• _Exercise instructions_:
Reproduce all of the material below line for line, keeping every character as it is.

• _Data shown_:
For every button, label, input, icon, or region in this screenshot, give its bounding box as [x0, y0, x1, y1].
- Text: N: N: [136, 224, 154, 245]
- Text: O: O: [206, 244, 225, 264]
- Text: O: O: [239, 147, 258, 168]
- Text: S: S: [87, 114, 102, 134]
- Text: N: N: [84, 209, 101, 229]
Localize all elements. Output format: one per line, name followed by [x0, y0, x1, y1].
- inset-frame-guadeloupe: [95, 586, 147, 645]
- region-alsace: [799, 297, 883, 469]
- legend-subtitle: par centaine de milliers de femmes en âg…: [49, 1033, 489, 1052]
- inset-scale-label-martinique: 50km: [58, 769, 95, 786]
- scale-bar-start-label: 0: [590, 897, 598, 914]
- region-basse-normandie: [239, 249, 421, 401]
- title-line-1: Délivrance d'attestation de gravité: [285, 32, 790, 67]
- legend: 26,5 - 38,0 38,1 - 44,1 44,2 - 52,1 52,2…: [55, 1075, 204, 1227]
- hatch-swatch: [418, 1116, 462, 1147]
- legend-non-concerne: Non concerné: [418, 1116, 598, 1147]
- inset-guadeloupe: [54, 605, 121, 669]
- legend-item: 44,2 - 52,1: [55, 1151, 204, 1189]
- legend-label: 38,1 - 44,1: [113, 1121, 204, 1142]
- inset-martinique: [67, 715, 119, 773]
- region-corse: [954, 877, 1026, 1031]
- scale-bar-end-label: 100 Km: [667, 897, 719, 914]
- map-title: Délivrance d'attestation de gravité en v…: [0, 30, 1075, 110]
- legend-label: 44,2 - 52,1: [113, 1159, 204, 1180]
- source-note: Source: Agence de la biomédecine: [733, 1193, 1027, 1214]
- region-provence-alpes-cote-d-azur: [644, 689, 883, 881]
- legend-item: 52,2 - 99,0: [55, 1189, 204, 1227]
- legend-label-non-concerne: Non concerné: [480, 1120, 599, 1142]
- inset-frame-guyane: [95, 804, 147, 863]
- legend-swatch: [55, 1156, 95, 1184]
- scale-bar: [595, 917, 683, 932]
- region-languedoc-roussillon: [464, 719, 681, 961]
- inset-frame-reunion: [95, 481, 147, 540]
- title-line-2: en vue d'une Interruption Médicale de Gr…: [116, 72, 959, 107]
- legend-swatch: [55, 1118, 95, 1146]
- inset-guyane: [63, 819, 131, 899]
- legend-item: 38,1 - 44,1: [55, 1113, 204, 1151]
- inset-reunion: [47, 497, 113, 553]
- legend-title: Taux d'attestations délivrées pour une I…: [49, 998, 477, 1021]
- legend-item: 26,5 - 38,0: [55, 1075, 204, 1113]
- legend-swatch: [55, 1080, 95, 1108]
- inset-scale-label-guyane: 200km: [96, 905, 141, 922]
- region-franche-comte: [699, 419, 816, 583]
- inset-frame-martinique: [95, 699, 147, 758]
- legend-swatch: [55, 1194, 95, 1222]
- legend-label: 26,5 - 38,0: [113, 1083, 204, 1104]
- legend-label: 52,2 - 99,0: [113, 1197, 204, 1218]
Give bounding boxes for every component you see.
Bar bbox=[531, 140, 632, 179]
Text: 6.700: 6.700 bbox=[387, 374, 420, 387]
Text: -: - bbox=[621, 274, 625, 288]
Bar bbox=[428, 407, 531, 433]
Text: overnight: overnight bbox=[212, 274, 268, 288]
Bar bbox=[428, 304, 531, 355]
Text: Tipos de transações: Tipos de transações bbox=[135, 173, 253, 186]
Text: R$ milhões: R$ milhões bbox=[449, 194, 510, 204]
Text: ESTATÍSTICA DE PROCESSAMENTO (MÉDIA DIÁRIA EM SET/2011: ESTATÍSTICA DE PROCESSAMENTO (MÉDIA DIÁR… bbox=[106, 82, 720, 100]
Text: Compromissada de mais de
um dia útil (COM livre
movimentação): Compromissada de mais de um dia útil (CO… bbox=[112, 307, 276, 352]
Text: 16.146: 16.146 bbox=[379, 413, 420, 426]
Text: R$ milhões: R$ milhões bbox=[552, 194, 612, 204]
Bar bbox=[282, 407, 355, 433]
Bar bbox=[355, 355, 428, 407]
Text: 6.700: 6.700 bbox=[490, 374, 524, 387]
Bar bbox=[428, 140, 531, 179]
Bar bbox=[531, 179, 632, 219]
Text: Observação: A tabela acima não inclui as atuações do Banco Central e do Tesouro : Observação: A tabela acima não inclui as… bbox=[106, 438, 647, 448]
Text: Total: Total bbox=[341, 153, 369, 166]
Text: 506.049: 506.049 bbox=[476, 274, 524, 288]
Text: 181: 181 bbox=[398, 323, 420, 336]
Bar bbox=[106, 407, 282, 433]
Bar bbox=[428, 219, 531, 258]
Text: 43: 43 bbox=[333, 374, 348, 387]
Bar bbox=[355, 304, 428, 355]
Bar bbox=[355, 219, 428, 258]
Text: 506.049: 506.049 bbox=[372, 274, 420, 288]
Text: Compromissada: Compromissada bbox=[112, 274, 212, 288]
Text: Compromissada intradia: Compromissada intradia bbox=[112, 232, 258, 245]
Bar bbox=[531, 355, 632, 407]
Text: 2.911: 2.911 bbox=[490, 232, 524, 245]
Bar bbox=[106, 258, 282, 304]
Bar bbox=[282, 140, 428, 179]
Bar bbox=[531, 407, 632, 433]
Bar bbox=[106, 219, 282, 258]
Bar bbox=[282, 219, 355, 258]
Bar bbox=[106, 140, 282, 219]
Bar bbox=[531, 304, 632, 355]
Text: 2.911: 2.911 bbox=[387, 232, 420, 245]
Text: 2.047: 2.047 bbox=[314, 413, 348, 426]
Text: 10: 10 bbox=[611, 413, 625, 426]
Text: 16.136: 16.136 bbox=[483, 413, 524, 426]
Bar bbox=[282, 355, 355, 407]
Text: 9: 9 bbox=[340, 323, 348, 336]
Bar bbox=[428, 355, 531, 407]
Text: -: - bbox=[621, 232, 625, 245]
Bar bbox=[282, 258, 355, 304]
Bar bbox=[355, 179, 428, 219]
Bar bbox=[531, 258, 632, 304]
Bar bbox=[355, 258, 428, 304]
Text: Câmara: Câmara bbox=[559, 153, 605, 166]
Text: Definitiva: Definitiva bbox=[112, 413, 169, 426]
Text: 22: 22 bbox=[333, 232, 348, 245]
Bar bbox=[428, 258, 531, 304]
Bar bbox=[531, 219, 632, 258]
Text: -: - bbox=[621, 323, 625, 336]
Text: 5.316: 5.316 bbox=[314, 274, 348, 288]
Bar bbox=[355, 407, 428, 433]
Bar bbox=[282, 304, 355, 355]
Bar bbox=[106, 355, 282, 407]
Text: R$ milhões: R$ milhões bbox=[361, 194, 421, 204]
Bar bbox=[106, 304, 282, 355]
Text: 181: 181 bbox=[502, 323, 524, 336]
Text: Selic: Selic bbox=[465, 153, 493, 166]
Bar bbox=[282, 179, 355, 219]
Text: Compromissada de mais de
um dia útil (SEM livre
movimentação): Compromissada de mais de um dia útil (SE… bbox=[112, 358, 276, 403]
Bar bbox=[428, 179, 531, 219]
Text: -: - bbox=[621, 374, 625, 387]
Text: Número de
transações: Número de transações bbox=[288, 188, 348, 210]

• _Written solution_:
For every button, label, input, icon, or region in this screenshot, give its bounding box as [x0, y0, x1, y1].
- Text: N: N: [136, 224, 154, 245]
- Text: O: O: [206, 244, 225, 264]
- Text: O: O: [239, 147, 258, 168]
- Text: S: S: [87, 114, 102, 134]
- Text: N: N: [84, 209, 101, 229]
Localize all elements. Output format: one per line, name followed by [x0, y0, x1, y1].
- inset-frame-guadeloupe: [95, 586, 147, 645]
- region-alsace: [799, 297, 883, 469]
- legend-subtitle: par centaine de milliers de femmes en âg…: [49, 1033, 489, 1052]
- inset-scale-label-martinique: 50km: [58, 769, 95, 786]
- scale-bar-start-label: 0: [590, 897, 598, 914]
- region-basse-normandie: [239, 249, 421, 401]
- title-line-1: Délivrance d'attestation de gravité: [285, 32, 790, 67]
- legend: 26,5 - 38,0 38,1 - 44,1 44,2 - 52,1 52,2…: [55, 1075, 204, 1227]
- hatch-swatch: [418, 1116, 462, 1147]
- legend-non-concerne: Non concerné: [418, 1116, 598, 1147]
- inset-guadeloupe: [54, 605, 121, 669]
- legend-item: 44,2 - 52,1: [55, 1151, 204, 1189]
- legend-label: 38,1 - 44,1: [113, 1121, 204, 1142]
- inset-martinique: [67, 715, 119, 773]
- region-corse: [954, 877, 1026, 1031]
- scale-bar-end-label: 100 Km: [667, 897, 719, 914]
- map-title: Délivrance d'attestation de gravité en v…: [0, 30, 1075, 110]
- legend-label: 44,2 - 52,1: [113, 1159, 204, 1180]
- source-note: Source: Agence de la biomédecine: [733, 1193, 1027, 1214]
- region-provence-alpes-cote-d-azur: [644, 689, 883, 881]
- legend-item: 52,2 - 99,0: [55, 1189, 204, 1227]
- legend-label-non-concerne: Non concerné: [480, 1120, 599, 1142]
- inset-frame-guyane: [95, 804, 147, 863]
- legend-swatch: [55, 1156, 95, 1184]
- scale-bar: [595, 917, 683, 932]
- region-languedoc-roussillon: [464, 719, 681, 961]
- inset-frame-reunion: [95, 481, 147, 540]
- title-line-2: en vue d'une Interruption Médicale de Gr…: [116, 72, 959, 107]
- legend-swatch: [55, 1118, 95, 1146]
- inset-guyane: [63, 819, 131, 899]
- legend-item: 38,1 - 44,1: [55, 1113, 204, 1151]
- inset-reunion: [47, 497, 113, 553]
- legend-title: Taux d'attestations délivrées pour une I…: [49, 998, 477, 1021]
- legend-item: 26,5 - 38,0: [55, 1075, 204, 1113]
- legend-swatch: [55, 1080, 95, 1108]
- inset-scale-label-guyane: 200km: [96, 905, 141, 922]
- region-franche-comte: [699, 419, 816, 583]
- inset-frame-martinique: [95, 699, 147, 758]
- legend-swatch: [55, 1194, 95, 1222]
- legend-label: 26,5 - 38,0: [113, 1083, 204, 1104]
- legend-label: 52,2 - 99,0: [113, 1197, 204, 1218]
Give bounding boxes for every component you see.
Bar bbox=[531, 140, 632, 179]
Text: 6.700: 6.700 bbox=[387, 374, 420, 387]
Text: -: - bbox=[621, 274, 625, 288]
Bar bbox=[428, 407, 531, 433]
Text: overnight: overnight bbox=[212, 274, 268, 288]
Bar bbox=[428, 304, 531, 355]
Text: Tipos de transações: Tipos de transações bbox=[135, 173, 253, 186]
Text: R$ milhões: R$ milhões bbox=[449, 194, 510, 204]
Text: ESTATÍSTICA DE PROCESSAMENTO (MÉDIA DIÁRIA EM SET/2011: ESTATÍSTICA DE PROCESSAMENTO (MÉDIA DIÁR… bbox=[106, 82, 720, 100]
Text: Compromissada de mais de
um dia útil (COM livre
movimentação): Compromissada de mais de um dia útil (CO… bbox=[112, 307, 276, 352]
Text: 16.146: 16.146 bbox=[379, 413, 420, 426]
Text: R$ milhões: R$ milhões bbox=[552, 194, 612, 204]
Bar bbox=[282, 407, 355, 433]
Bar bbox=[355, 355, 428, 407]
Text: 6.700: 6.700 bbox=[490, 374, 524, 387]
Bar bbox=[428, 140, 531, 179]
Bar bbox=[531, 179, 632, 219]
Text: Observação: A tabela acima não inclui as atuações do Banco Central e do Tesouro : Observação: A tabela acima não inclui as… bbox=[106, 438, 647, 448]
Text: Total: Total bbox=[341, 153, 369, 166]
Text: 506.049: 506.049 bbox=[476, 274, 524, 288]
Text: 181: 181 bbox=[398, 323, 420, 336]
Bar bbox=[106, 407, 282, 433]
Bar bbox=[428, 219, 531, 258]
Text: 43: 43 bbox=[333, 374, 348, 387]
Bar bbox=[355, 304, 428, 355]
Bar bbox=[355, 219, 428, 258]
Text: 506.049: 506.049 bbox=[372, 274, 420, 288]
Text: Compromissada: Compromissada bbox=[112, 274, 212, 288]
Text: Compromissada intradia: Compromissada intradia bbox=[112, 232, 258, 245]
Bar bbox=[531, 355, 632, 407]
Text: 2.911: 2.911 bbox=[490, 232, 524, 245]
Bar bbox=[106, 258, 282, 304]
Bar bbox=[282, 140, 428, 179]
Bar bbox=[531, 407, 632, 433]
Bar bbox=[106, 219, 282, 258]
Bar bbox=[282, 219, 355, 258]
Bar bbox=[106, 140, 282, 219]
Bar bbox=[531, 304, 632, 355]
Text: 2.911: 2.911 bbox=[387, 232, 420, 245]
Text: 2.047: 2.047 bbox=[314, 413, 348, 426]
Text: 10: 10 bbox=[611, 413, 625, 426]
Text: 16.136: 16.136 bbox=[483, 413, 524, 426]
Bar bbox=[282, 355, 355, 407]
Text: 9: 9 bbox=[340, 323, 348, 336]
Bar bbox=[428, 355, 531, 407]
Text: -: - bbox=[621, 232, 625, 245]
Bar bbox=[282, 258, 355, 304]
Bar bbox=[355, 179, 428, 219]
Bar bbox=[531, 258, 632, 304]
Bar bbox=[355, 258, 428, 304]
Text: Câmara: Câmara bbox=[559, 153, 605, 166]
Text: Definitiva: Definitiva bbox=[112, 413, 169, 426]
Text: 22: 22 bbox=[333, 232, 348, 245]
Bar bbox=[428, 258, 531, 304]
Bar bbox=[531, 219, 632, 258]
Text: -: - bbox=[621, 323, 625, 336]
Text: 5.316: 5.316 bbox=[314, 274, 348, 288]
Bar bbox=[355, 407, 428, 433]
Bar bbox=[282, 304, 355, 355]
Bar bbox=[106, 355, 282, 407]
Text: R$ milhões: R$ milhões bbox=[361, 194, 421, 204]
Bar bbox=[106, 304, 282, 355]
Text: 181: 181 bbox=[502, 323, 524, 336]
Text: Selic: Selic bbox=[465, 153, 493, 166]
Bar bbox=[282, 179, 355, 219]
Text: Compromissada de mais de
um dia útil (SEM livre
movimentação): Compromissada de mais de um dia útil (SE… bbox=[112, 358, 276, 403]
Bar bbox=[428, 179, 531, 219]
Text: -: - bbox=[621, 374, 625, 387]
Text: Número de
transações: Número de transações bbox=[288, 188, 348, 210]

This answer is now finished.